- MATERIAL PROVIDED

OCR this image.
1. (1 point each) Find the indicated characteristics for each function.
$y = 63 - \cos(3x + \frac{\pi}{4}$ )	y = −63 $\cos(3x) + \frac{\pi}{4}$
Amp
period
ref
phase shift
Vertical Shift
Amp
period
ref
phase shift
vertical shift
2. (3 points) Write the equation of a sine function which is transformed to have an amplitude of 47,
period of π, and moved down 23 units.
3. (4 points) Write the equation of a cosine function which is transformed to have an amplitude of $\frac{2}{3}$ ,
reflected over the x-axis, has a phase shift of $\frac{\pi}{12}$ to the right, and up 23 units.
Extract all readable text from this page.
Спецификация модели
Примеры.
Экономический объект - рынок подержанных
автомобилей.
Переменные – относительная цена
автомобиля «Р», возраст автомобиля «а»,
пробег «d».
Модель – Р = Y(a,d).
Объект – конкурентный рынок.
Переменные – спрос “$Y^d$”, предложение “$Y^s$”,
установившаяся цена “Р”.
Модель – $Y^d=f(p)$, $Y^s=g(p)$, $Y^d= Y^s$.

- WHAT IS BEING ASKED
Generate an exact reproduction of all entries.

- RESPONSE TO THIS EXERCISE
OCR this image.
1. (1 point each) Find the indicated characteristics for each function.
$y = 63 - \cos(3x + \frac{\pi}{4}$ )	y = −63 $\cos(3x) + \frac{\pi}{4}$
Amp
period
ref
phase shift
Vertical Shift
Amp
period
ref
phase shift
vertical shift
2. (3 points) Write the equation of a sine function which is transformed to have an amplitude of 47,
period of π, and moved down 23 units.
3. (4 points) Write the equation of a cosine function which is transformed to have an amplitude of $\frac{2}{3}$ ,
reflected over the x-axis, has a phase shift of $\frac{\pi}{12}$ to the right, and up 23 units.
Extract all readable text from this page.
Спецификация модели
Примеры.
Экономический объект - рынок подержанных
автомобилей.
Переменные – относительная цена
автомобиля «Р», возраст автомобиля «а»,
пробег «d».
Модель – Р = Y(a,d).
Объект – конкурентный рынок.
Переменные – спрос “$Y^d$”, предложение “$Y^s$”,
установившаяся цена “Р”.
Модель – $Y^d=f(p)$, $Y^s=g(p)$, $Y^d= Y^s$.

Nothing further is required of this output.